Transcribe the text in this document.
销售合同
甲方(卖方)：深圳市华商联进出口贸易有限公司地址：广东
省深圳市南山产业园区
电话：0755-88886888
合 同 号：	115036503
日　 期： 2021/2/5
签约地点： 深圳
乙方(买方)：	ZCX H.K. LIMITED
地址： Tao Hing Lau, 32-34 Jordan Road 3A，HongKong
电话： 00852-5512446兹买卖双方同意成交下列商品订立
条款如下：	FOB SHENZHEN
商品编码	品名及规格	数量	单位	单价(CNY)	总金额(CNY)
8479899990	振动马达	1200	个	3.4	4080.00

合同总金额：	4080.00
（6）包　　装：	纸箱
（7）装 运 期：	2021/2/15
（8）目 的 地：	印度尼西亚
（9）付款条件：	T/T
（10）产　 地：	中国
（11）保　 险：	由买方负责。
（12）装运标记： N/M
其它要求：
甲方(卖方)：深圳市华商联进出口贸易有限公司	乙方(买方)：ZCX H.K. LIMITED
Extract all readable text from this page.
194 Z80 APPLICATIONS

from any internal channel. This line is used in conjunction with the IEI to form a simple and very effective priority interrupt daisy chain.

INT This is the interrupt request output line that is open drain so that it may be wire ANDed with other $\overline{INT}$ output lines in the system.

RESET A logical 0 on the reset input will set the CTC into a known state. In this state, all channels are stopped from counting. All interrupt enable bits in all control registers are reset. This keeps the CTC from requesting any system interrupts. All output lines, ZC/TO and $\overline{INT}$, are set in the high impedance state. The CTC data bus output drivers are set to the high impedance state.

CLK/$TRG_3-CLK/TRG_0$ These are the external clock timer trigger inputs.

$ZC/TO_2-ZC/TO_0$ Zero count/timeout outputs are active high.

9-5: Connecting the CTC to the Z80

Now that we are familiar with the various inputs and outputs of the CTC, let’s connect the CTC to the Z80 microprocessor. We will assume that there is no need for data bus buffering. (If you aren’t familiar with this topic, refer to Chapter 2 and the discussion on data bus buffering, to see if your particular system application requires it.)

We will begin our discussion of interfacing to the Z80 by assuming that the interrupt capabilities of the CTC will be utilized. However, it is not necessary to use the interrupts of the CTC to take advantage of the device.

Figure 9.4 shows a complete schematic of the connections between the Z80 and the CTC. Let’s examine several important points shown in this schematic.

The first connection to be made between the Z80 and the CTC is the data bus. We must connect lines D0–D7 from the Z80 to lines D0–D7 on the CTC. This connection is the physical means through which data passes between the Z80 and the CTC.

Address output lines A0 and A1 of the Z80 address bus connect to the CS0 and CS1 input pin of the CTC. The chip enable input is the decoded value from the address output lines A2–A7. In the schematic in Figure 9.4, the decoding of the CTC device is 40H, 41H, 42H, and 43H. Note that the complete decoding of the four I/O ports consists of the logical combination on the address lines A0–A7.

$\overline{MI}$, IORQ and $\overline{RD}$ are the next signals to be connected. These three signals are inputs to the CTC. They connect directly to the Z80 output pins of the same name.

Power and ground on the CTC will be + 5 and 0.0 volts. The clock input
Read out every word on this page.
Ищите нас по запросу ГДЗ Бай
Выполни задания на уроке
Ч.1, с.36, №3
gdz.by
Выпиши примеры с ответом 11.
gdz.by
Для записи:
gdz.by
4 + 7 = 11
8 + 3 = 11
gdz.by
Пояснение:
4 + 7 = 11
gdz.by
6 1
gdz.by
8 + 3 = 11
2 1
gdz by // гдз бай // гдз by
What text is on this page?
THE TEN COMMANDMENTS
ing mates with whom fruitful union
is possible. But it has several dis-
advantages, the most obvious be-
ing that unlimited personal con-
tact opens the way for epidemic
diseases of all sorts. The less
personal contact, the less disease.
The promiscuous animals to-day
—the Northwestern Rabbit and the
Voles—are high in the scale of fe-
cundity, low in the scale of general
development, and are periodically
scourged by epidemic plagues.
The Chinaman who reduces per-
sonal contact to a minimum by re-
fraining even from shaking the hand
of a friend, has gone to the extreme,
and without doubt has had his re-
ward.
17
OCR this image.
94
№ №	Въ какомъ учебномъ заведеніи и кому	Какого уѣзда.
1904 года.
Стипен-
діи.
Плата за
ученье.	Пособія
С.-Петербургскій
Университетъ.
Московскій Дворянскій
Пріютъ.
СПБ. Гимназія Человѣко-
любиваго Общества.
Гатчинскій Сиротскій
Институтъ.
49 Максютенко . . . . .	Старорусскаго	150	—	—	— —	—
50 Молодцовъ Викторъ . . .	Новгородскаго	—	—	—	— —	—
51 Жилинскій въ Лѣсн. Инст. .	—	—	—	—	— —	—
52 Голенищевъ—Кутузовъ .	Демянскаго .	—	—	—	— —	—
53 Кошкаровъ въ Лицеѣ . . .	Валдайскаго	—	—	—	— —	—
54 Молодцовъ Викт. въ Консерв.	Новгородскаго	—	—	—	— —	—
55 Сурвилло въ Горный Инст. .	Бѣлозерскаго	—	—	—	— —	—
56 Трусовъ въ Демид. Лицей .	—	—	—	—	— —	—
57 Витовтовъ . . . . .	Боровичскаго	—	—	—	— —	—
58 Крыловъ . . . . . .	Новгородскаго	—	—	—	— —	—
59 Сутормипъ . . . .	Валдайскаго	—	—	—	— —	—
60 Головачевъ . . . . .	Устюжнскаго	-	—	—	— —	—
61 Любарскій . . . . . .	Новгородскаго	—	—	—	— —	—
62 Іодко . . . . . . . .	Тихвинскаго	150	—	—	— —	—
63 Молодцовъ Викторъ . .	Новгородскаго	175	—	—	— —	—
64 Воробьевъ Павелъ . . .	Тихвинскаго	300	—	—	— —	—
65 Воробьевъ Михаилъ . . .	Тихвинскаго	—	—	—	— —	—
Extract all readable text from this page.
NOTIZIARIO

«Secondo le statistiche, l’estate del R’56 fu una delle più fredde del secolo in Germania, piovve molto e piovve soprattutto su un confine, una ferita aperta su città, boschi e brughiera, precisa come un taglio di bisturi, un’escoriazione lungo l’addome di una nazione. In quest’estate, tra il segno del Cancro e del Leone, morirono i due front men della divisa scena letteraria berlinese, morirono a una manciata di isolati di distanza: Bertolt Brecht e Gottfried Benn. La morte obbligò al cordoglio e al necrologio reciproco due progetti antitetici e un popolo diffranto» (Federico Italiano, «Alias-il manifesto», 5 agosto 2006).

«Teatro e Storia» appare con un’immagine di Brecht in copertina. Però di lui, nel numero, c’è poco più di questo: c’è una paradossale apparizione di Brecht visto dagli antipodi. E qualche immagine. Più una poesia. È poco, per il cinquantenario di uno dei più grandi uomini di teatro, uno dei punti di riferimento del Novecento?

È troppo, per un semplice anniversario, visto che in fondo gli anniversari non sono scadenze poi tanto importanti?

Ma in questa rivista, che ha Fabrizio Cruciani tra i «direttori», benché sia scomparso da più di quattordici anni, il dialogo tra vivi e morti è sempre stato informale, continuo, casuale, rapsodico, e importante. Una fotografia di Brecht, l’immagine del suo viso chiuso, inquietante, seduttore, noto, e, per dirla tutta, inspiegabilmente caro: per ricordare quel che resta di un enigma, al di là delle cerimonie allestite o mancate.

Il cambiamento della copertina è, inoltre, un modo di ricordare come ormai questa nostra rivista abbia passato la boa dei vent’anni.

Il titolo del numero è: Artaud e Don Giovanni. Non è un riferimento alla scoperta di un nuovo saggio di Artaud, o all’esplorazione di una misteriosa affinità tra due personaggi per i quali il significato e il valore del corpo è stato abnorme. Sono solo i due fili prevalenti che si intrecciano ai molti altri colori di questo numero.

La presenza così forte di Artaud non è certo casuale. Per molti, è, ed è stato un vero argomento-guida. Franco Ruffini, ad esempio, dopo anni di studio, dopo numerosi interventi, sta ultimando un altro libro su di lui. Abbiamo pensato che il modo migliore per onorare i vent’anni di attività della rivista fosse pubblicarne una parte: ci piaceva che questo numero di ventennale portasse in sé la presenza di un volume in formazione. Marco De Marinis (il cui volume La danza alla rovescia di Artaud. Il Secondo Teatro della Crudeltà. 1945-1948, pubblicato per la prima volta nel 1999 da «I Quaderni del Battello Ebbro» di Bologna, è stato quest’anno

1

※ ※ ※

In the records above, find each line that holds the word "questo"; copy all such lines.

• [EXPECTED ANSWER]
«Teatro e Storia» appare con un’immagine di Brecht in copertina. Però di lui, nel numero, c’è poco più di questo: c’è una paradossale apparizione di Brecht visto dagli antipodi. E qualche immagine. Più una poesia. È poco, per il cinquantenario di uno dei più grandi uomini di teatro, uno dei punti di riferimento del Novecento?
Il titolo del numero è: Artaud e Don Giovanni. Non è un riferimento alla scoperta di un nuovo saggio di Artaud, o all’esplorazione di una misteriosa affinità tra due personaggi per i quali il significato e il valore del corpo è stato abnorme. Sono solo i due fili prevalenti che si intrecciano ai molti altri colori di questo numero.
La presenza così forte di Artaud non è certo casuale. Per molti, è, ed è stato un vero argomento-guida. Franco Ruffini, ad esempio, dopo anni di studio, dopo numerosi interventi, sta ultimando un altro libro su di lui. Abbiamo pensato che il modo migliore per onorare i vent’anni di attività della rivista fosse pubblicarne una parte: ci piaceva che questo numero di ventennale portasse in sé la presenza di un volume in formazione. Marco De Marinis (il cui volume La danza alla rovescia di Artaud. Il Secondo Teatro della Crudeltà. 1945-1948, pubblicato per la prima volta nel 1999 da «I Quaderni del Battello Ebbro» di Bologna, è stato quest’anno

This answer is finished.